** What is asked **
Only the lines holding the string "value" are needed. Copy each one.
═════ Data extract ═════
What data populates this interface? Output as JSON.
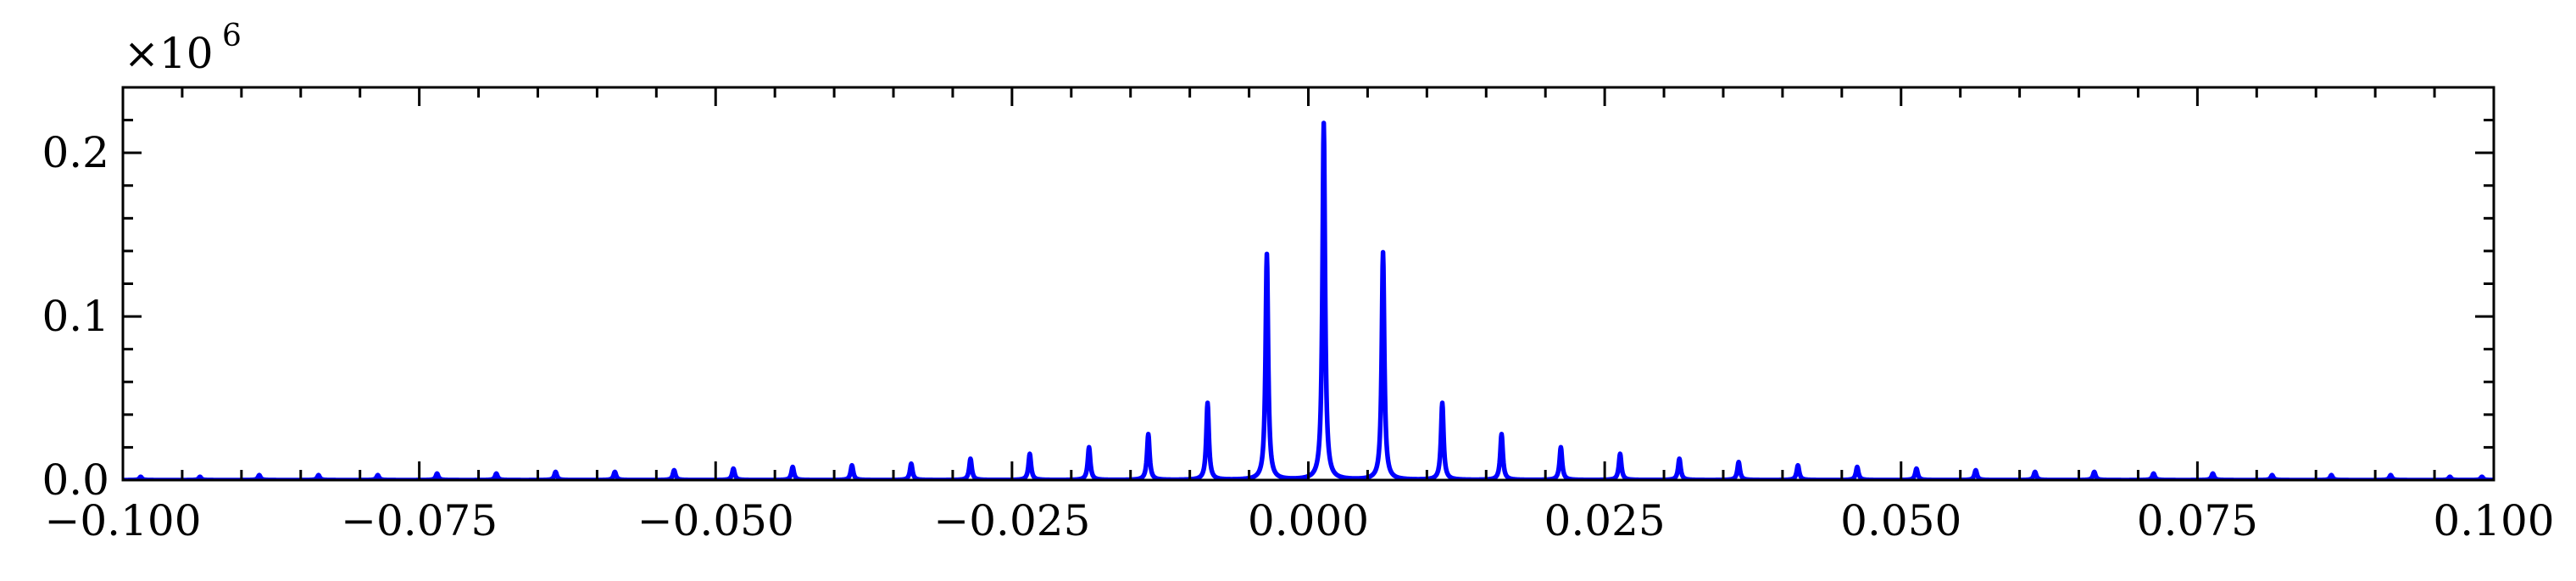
{
  "chart_data": {
    "type": "line",
    "title": "",
    "xlabel": "",
    "ylabel": "",
    "y_multiplier": {
      "base": "×10",
      "exponent": "6"
    },
    "xlim": [
      -0.1,
      0.1
    ],
    "ylim": [
      0,
      0.24
    ],
    "x_ticks": [
      -0.1,
      -0.075,
      -0.05,
      -0.025,
      0.0,
      0.025,
      0.05,
      0.075,
      0.1
    ],
    "x_tick_labels": [
      "−0.100",
      "−0.075",
      "−0.050",
      "−0.025",
      "0.000",
      "0.025",
      "0.050",
      "0.075",
      "0.100"
    ],
    "y_ticks": [
      0.0,
      0.1,
      0.2
    ],
    "y_tick_labels": [
      "0.0",
      "0.1",
      "0.2"
    ],
    "grid": false,
    "series": [
      {
        "color": "#0000ff",
        "peaks": [
          {
            "x": -0.0985,
            "y": 0.002
          },
          {
            "x": -0.0935,
            "y": 0.002
          },
          {
            "x": -0.0885,
            "y": 0.003
          },
          {
            "x": -0.0835,
            "y": 0.003
          },
          {
            "x": -0.0785,
            "y": 0.003
          },
          {
            "x": -0.0735,
            "y": 0.004
          },
          {
            "x": -0.0685,
            "y": 0.004
          },
          {
            "x": -0.0635,
            "y": 0.005
          },
          {
            "x": -0.0585,
            "y": 0.005
          },
          {
            "x": -0.0535,
            "y": 0.006
          },
          {
            "x": -0.0485,
            "y": 0.007
          },
          {
            "x": -0.0435,
            "y": 0.008
          },
          {
            "x": -0.0385,
            "y": 0.009
          },
          {
            "x": -0.0335,
            "y": 0.01
          },
          {
            "x": -0.0285,
            "y": 0.013
          },
          {
            "x": -0.0235,
            "y": 0.016
          },
          {
            "x": -0.0185,
            "y": 0.02
          },
          {
            "x": -0.0135,
            "y": 0.028
          },
          {
            "x": -0.0085,
            "y": 0.047
          },
          {
            "x": -0.0035,
            "y": 0.138
          },
          {
            "x": 0.0013,
            "y": 0.218
          },
          {
            "x": 0.0063,
            "y": 0.139
          },
          {
            "x": 0.0113,
            "y": 0.047
          },
          {
            "x": 0.0163,
            "y": 0.028
          },
          {
            "x": 0.0213,
            "y": 0.02
          },
          {
            "x": 0.0263,
            "y": 0.016
          },
          {
            "x": 0.0313,
            "y": 0.013
          },
          {
            "x": 0.0363,
            "y": 0.011
          },
          {
            "x": 0.0413,
            "y": 0.009
          },
          {
            "x": 0.0463,
            "y": 0.008
          },
          {
            "x": 0.0513,
            "y": 0.007
          },
          {
            "x": 0.0563,
            "y": 0.006
          },
          {
            "x": 0.0613,
            "y": 0.005
          },
          {
            "x": 0.0663,
            "y": 0.005
          },
          {
            "x": 0.0713,
            "y": 0.004
          },
          {
            "x": 0.0763,
            "y": 0.004
          },
          {
            "x": 0.0813,
            "y": 0.003
          },
          {
            "x": 0.0863,
            "y": 0.003
          },
          {
            "x": 0.0913,
            "y": 0.003
          },
          {
            "x": 0.0963,
            "y": 0.002
          },
          {
            "x": 0.099,
            "y": 0.002
          }
        ]
      }
    ]
  }
}
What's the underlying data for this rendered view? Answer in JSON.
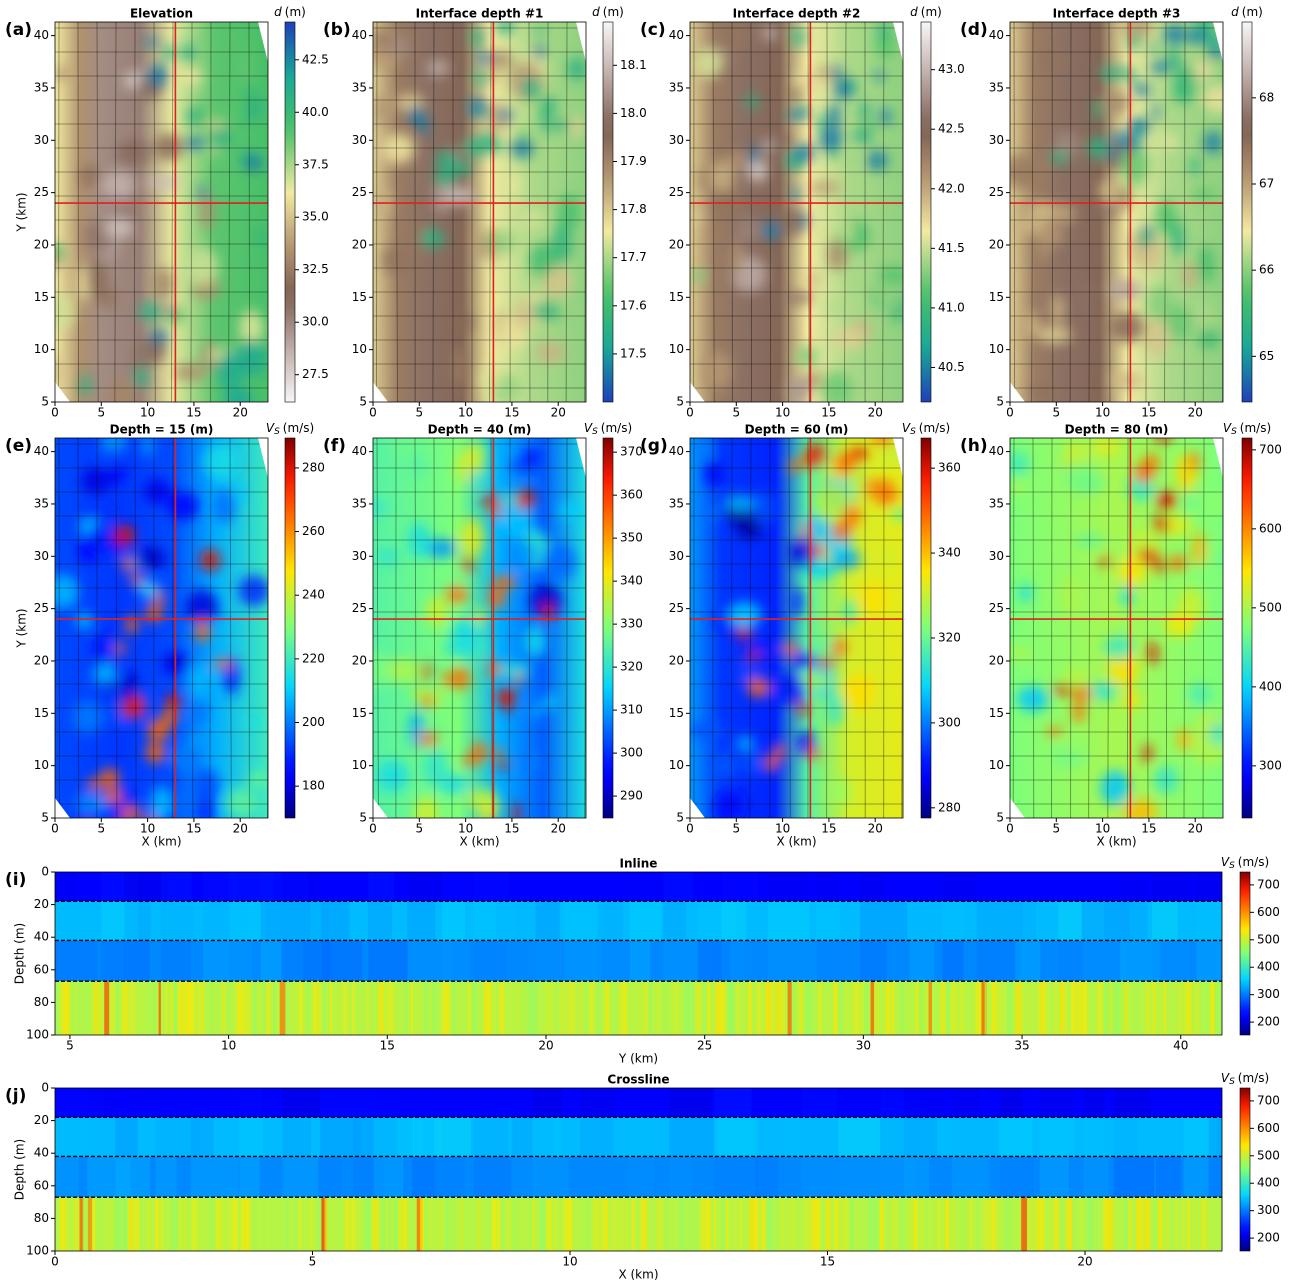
{
  "chart_data": [
    {
      "type": "heatmap",
      "label": "(a)",
      "title": "Elevation",
      "ylabel": "Y (km)",
      "xlim": [
        0,
        23
      ],
      "xticks": [
        0,
        5,
        10,
        15,
        20
      ],
      "ylim": [
        5,
        41.3
      ],
      "yticks": [
        5,
        10,
        15,
        20,
        25,
        30,
        35,
        40
      ],
      "crosshair": {
        "x": 13,
        "y": 24,
        "color": "#e02020"
      },
      "colormap": "terrain",
      "clim": [
        26.2,
        44.3
      ],
      "cticks": [
        27.5,
        {
          "value": 30,
          "label": "30.0"
        },
        32.5,
        {
          "value": 35,
          "label": "35.0"
        },
        37.5,
        {
          "value": 40,
          "label": "40.0"
        },
        42.5
      ],
      "cbar_symbol": "d",
      "cbar_unit": "(m)"
    },
    {
      "type": "heatmap",
      "label": "(b)",
      "title": "Interface depth #1",
      "xlim": [
        0,
        23
      ],
      "xticks": [
        0,
        5,
        10,
        15,
        20
      ],
      "ylim": [
        5,
        41.3
      ],
      "yticks": [
        5,
        10,
        15,
        20,
        25,
        30,
        35,
        40
      ],
      "crosshair": {
        "x": 13,
        "y": 24,
        "color": "#e02020"
      },
      "colormap": "terrain_r",
      "clim": [
        17.4,
        18.19
      ],
      "cticks": [
        17.5,
        17.6,
        17.7,
        17.8,
        17.9,
        {
          "value": 18,
          "label": "18.0"
        },
        18.1
      ],
      "cbar_symbol": "d",
      "cbar_unit": "(m)"
    },
    {
      "type": "heatmap",
      "label": "(c)",
      "title": "Interface depth #2",
      "xlim": [
        0,
        23
      ],
      "xticks": [
        0,
        5,
        10,
        15,
        20
      ],
      "ylim": [
        5,
        41.3
      ],
      "yticks": [
        5,
        10,
        15,
        20,
        25,
        30,
        35,
        40
      ],
      "crosshair": {
        "x": 13,
        "y": 24,
        "color": "#e02020"
      },
      "colormap": "terrain_r",
      "clim": [
        40.21,
        43.4
      ],
      "cticks": [
        40.5,
        {
          "value": 41,
          "label": "41.0"
        },
        41.5,
        {
          "value": 42,
          "label": "42.0"
        },
        42.5,
        {
          "value": 43,
          "label": "43.0"
        }
      ],
      "cbar_symbol": "d",
      "cbar_unit": "(m)"
    },
    {
      "type": "heatmap",
      "label": "(d)",
      "title": "Interface depth #3",
      "xlim": [
        0,
        23
      ],
      "xticks": [
        0,
        5,
        10,
        15,
        20
      ],
      "ylim": [
        5,
        41.3
      ],
      "yticks": [
        5,
        10,
        15,
        20,
        25,
        30,
        35,
        40
      ],
      "crosshair": {
        "x": 13,
        "y": 24,
        "color": "#e02020"
      },
      "colormap": "terrain_r",
      "clim": [
        64.47,
        68.88
      ],
      "cticks": [
        65,
        66,
        67,
        68
      ],
      "cbar_symbol": "d",
      "cbar_unit": "(m)"
    },
    {
      "type": "heatmap",
      "label": "(e)",
      "title": "Depth = 15 (m)",
      "xlabel": "X (km)",
      "ylabel": "Y (km)",
      "xlim": [
        0,
        23
      ],
      "xticks": [
        0,
        5,
        10,
        15,
        20
      ],
      "ylim": [
        5,
        41.3
      ],
      "yticks": [
        5,
        10,
        15,
        20,
        25,
        30,
        35,
        40
      ],
      "crosshair": {
        "x": 13,
        "y": 24,
        "color": "#e02020"
      },
      "colormap": "jet",
      "clim": [
        170,
        289.4
      ],
      "cticks": [
        180,
        200,
        220,
        240,
        260,
        280
      ],
      "cbar_symbol": "V",
      "cbar_subscript": "S",
      "cbar_unit": "(m/s)"
    },
    {
      "type": "heatmap",
      "label": "(f)",
      "title": "Depth = 40 (m)",
      "xlabel": "X (km)",
      "xlim": [
        0,
        23
      ],
      "xticks": [
        0,
        5,
        10,
        15,
        20
      ],
      "ylim": [
        5,
        41.3
      ],
      "yticks": [
        5,
        10,
        15,
        20,
        25,
        30,
        35,
        40
      ],
      "crosshair": {
        "x": 13,
        "y": 24,
        "color": "#e02020"
      },
      "colormap": "jet",
      "clim": [
        284.9,
        373.3
      ],
      "cticks": [
        290,
        300,
        310,
        320,
        330,
        340,
        350,
        360,
        370
      ],
      "cbar_symbol": "V",
      "cbar_subscript": "S",
      "cbar_unit": "(m/s)"
    },
    {
      "type": "heatmap",
      "label": "(g)",
      "title": "Depth = 60 (m)",
      "xlabel": "X (km)",
      "xlim": [
        0,
        23
      ],
      "xticks": [
        0,
        5,
        10,
        15,
        20
      ],
      "ylim": [
        5,
        41.3
      ],
      "yticks": [
        5,
        10,
        15,
        20,
        25,
        30,
        35,
        40
      ],
      "crosshair": {
        "x": 13,
        "y": 24,
        "color": "#e02020"
      },
      "colormap": "jet",
      "clim": [
        277.6,
        367.1
      ],
      "cticks": [
        280,
        300,
        320,
        340,
        360
      ],
      "cbar_symbol": "V",
      "cbar_subscript": "S",
      "cbar_unit": "(m/s)"
    },
    {
      "type": "heatmap",
      "label": "(h)",
      "title": "Depth = 80 (m)",
      "xlabel": "X (km)",
      "xlim": [
        0,
        23
      ],
      "xticks": [
        0,
        5,
        10,
        15,
        20
      ],
      "ylim": [
        5,
        41.3
      ],
      "yticks": [
        5,
        10,
        15,
        20,
        25,
        30,
        35,
        40
      ],
      "crosshair": {
        "x": 13,
        "y": 24,
        "color": "#e02020"
      },
      "colormap": "jet",
      "clim": [
        234,
        715
      ],
      "cticks": [
        300,
        400,
        500,
        600,
        700
      ],
      "cbar_symbol": "V",
      "cbar_subscript": "S",
      "cbar_unit": "(m/s)"
    },
    {
      "type": "section",
      "label": "(i)",
      "title": "Inline",
      "xlabel": "Y (km)",
      "ylabel": "Depth (m)",
      "xlim": [
        4.53,
        41.3
      ],
      "xticks": [
        5,
        10,
        15,
        20,
        25,
        30,
        35,
        40
      ],
      "ylim": [
        0,
        100
      ],
      "invert_y": true,
      "yticks": [
        0,
        20,
        40,
        60,
        80,
        100
      ],
      "interfaces": [
        18,
        42,
        67
      ],
      "layer_vs": [
        220,
        340,
        310,
        490
      ],
      "colormap": "jet",
      "clim": [
        153,
        747
      ],
      "cticks": [
        200,
        300,
        400,
        500,
        600,
        700
      ],
      "cbar_symbol": "V",
      "cbar_subscript": "S",
      "cbar_unit": "(m/s)"
    },
    {
      "type": "section",
      "label": "(j)",
      "title": "Crossline",
      "xlabel": "X (km)",
      "ylabel": "Depth (m)",
      "xlim": [
        0,
        22.66
      ],
      "xticks": [
        0,
        5,
        10,
        15,
        20
      ],
      "ylim": [
        0,
        100
      ],
      "invert_y": true,
      "yticks": [
        0,
        20,
        40,
        60,
        80,
        100
      ],
      "interfaces": [
        18,
        42,
        67
      ],
      "layer_vs": [
        220,
        340,
        310,
        490
      ],
      "colormap": "jet",
      "clim": [
        153,
        747
      ],
      "cticks": [
        200,
        300,
        400,
        500,
        600,
        700
      ],
      "cbar_symbol": "V",
      "cbar_subscript": "S",
      "cbar_unit": "(m/s)"
    }
  ]
}
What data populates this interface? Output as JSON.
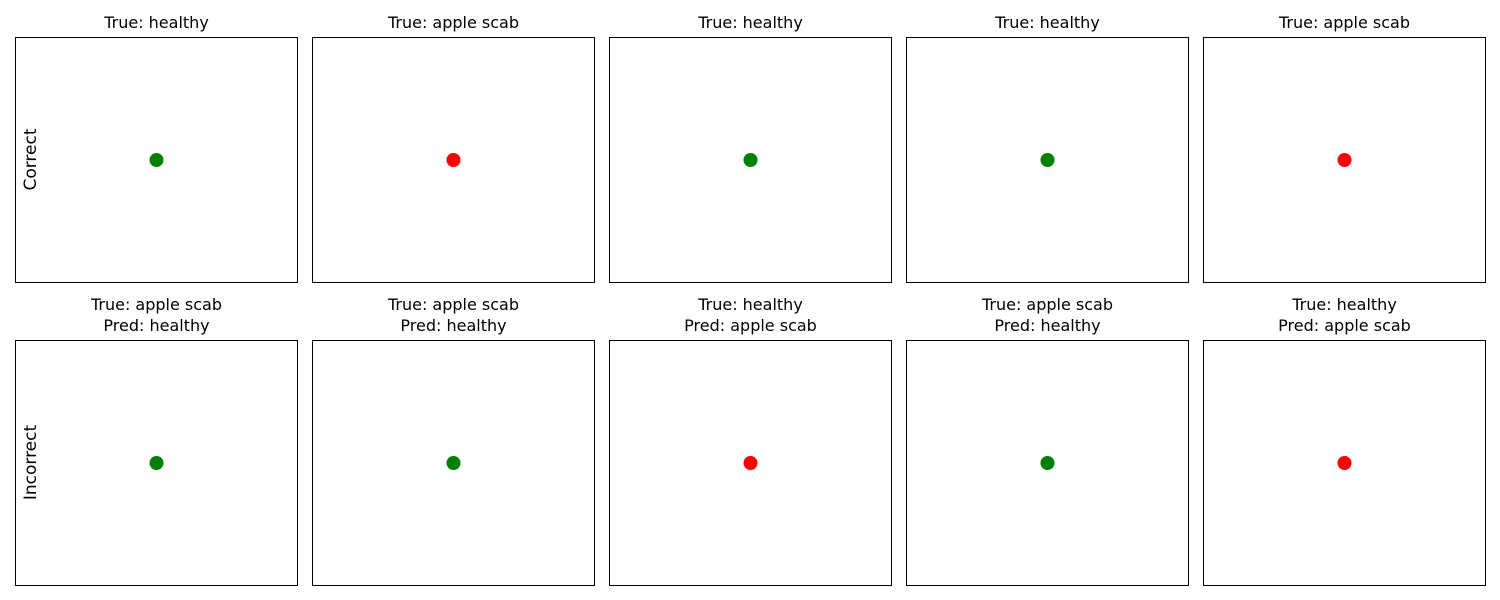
═════
** Reply to the task **
          "value": 30,
          "value": 35,
          "value": 40,
          "value": 18,
          "value": 41,
          "value": 42,
          "value": 43,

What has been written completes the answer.